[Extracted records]
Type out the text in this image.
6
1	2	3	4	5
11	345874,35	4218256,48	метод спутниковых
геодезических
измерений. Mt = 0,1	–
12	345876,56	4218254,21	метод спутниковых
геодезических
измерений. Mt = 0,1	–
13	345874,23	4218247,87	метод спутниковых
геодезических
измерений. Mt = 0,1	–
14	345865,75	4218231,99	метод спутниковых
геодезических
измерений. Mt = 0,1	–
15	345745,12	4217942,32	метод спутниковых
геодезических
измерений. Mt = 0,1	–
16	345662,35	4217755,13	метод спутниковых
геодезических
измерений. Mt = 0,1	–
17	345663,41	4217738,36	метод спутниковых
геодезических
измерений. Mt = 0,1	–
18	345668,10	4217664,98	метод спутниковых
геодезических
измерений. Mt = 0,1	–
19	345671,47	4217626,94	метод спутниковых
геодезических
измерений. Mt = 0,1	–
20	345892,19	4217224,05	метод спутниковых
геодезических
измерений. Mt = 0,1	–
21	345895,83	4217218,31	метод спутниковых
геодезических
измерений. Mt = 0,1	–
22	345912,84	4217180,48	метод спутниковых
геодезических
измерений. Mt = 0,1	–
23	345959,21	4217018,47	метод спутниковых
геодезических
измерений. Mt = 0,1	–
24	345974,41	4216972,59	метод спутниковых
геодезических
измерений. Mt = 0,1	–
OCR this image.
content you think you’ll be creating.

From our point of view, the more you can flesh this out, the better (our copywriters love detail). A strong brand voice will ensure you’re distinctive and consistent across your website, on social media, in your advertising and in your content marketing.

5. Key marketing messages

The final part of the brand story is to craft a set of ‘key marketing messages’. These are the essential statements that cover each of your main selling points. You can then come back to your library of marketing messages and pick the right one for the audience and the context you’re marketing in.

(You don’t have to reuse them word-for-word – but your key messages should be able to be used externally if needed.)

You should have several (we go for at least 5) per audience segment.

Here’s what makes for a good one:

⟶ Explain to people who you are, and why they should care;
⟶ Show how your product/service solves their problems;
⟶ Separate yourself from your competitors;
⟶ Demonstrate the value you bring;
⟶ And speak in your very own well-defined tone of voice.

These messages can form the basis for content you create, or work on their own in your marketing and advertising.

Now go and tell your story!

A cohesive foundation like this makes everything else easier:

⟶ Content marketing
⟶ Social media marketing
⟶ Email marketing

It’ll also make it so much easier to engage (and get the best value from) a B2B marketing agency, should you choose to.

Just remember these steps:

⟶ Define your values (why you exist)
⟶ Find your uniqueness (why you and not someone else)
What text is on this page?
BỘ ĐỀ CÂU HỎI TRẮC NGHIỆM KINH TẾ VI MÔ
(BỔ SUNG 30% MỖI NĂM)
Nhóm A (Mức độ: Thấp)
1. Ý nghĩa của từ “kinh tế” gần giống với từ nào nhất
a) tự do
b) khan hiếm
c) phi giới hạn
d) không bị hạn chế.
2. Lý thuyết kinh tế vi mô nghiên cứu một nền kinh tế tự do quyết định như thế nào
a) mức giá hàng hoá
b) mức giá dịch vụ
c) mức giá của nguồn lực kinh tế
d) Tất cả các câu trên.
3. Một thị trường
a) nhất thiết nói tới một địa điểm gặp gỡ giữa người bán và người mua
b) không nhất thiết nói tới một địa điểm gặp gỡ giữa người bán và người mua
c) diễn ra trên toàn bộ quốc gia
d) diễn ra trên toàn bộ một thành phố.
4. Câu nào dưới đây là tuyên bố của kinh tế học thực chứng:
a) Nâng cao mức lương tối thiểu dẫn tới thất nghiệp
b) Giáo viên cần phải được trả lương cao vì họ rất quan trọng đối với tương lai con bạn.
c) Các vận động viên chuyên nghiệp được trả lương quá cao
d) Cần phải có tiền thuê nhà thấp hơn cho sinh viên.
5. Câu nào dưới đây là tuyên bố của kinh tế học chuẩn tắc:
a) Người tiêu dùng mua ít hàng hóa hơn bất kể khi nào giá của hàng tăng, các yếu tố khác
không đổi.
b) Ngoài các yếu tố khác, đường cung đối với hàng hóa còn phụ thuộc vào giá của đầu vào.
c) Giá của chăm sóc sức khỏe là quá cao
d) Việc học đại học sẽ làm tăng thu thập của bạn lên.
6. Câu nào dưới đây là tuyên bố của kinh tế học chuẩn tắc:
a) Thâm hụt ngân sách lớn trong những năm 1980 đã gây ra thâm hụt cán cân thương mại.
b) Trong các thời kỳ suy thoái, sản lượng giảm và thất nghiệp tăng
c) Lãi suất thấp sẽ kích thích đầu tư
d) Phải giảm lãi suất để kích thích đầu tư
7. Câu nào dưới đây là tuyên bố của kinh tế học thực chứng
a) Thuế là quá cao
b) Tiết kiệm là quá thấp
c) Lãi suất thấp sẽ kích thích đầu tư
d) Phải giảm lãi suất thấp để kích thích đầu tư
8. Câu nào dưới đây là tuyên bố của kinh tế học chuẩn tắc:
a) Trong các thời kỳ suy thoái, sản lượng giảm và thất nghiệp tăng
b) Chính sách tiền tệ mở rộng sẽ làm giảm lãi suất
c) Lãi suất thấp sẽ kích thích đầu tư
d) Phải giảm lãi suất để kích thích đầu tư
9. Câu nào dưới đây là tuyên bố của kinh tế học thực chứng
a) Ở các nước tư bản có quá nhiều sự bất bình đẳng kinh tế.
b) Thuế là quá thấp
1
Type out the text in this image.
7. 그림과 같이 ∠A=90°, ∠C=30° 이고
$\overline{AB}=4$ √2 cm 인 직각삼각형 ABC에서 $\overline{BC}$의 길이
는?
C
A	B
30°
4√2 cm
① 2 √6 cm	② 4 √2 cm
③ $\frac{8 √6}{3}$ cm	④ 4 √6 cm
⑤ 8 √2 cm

Your task
Look through the material and copy each line that has "diễn".

The response
c) diễn ra trên toàn bộ quốc gia
d) diễn ra trên toàn bộ một thành phố.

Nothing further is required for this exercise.